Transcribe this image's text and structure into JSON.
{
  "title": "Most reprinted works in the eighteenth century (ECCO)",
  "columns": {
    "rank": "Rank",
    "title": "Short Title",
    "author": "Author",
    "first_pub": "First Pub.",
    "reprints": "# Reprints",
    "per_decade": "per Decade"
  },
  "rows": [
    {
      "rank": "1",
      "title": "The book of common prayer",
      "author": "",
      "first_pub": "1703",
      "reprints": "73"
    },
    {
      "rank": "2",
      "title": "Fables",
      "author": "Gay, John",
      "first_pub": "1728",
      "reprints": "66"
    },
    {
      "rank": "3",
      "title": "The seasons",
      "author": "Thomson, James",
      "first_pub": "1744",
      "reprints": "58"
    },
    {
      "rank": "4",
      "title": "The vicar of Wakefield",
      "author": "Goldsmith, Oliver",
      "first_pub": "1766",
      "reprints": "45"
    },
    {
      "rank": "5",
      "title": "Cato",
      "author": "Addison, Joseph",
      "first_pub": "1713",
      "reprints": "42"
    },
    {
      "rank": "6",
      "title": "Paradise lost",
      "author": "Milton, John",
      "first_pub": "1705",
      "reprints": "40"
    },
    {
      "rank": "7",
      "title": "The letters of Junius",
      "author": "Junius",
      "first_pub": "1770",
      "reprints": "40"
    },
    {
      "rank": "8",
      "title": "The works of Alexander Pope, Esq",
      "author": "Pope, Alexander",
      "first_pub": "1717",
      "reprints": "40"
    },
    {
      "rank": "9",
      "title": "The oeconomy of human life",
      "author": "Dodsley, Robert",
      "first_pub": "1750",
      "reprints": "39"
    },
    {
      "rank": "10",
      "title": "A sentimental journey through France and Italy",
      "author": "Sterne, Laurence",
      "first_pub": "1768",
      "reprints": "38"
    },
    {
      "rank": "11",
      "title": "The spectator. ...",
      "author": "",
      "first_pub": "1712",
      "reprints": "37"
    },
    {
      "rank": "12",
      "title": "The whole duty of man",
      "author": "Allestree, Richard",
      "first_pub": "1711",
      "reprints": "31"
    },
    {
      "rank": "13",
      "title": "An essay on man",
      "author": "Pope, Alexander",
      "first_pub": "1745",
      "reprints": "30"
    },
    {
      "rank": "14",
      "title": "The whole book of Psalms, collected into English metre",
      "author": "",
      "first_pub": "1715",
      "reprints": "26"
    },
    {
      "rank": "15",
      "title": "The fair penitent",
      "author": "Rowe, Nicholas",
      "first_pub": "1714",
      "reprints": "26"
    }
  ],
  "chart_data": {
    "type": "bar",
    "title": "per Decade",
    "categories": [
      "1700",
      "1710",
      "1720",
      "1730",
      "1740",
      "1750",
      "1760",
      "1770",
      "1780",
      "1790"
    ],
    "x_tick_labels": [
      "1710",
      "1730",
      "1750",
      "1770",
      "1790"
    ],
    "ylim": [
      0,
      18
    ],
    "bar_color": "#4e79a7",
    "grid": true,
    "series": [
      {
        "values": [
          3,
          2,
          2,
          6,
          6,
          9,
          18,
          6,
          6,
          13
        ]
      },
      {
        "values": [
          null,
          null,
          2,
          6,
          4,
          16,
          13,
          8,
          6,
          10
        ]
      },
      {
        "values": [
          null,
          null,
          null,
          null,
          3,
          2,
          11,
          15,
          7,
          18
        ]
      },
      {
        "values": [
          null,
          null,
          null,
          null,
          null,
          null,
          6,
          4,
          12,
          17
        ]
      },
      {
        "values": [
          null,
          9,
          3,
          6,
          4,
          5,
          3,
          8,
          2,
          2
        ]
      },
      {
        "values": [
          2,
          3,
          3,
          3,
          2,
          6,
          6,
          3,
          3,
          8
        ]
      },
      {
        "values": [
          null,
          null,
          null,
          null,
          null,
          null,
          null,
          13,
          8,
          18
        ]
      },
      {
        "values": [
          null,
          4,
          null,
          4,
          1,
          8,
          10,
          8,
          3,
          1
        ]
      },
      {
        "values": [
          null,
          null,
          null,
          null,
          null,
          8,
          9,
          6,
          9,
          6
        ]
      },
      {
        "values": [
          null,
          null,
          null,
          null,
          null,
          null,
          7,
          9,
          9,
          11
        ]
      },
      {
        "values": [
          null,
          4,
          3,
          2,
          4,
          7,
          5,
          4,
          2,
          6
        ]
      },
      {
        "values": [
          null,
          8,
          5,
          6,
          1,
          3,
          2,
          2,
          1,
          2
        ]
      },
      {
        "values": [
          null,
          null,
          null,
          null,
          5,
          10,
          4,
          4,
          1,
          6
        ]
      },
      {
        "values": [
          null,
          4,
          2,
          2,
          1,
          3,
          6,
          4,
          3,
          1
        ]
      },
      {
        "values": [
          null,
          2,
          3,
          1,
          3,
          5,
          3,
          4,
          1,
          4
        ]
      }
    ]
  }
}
---
• [OBJECTIVE] Find the word "whole" in the material, then list each line that holds it.

• [RESULT OF THE EXERCISE]
      "title": "The whole duty of man",
      "title": "The whole book of Psalms, collected into English metre",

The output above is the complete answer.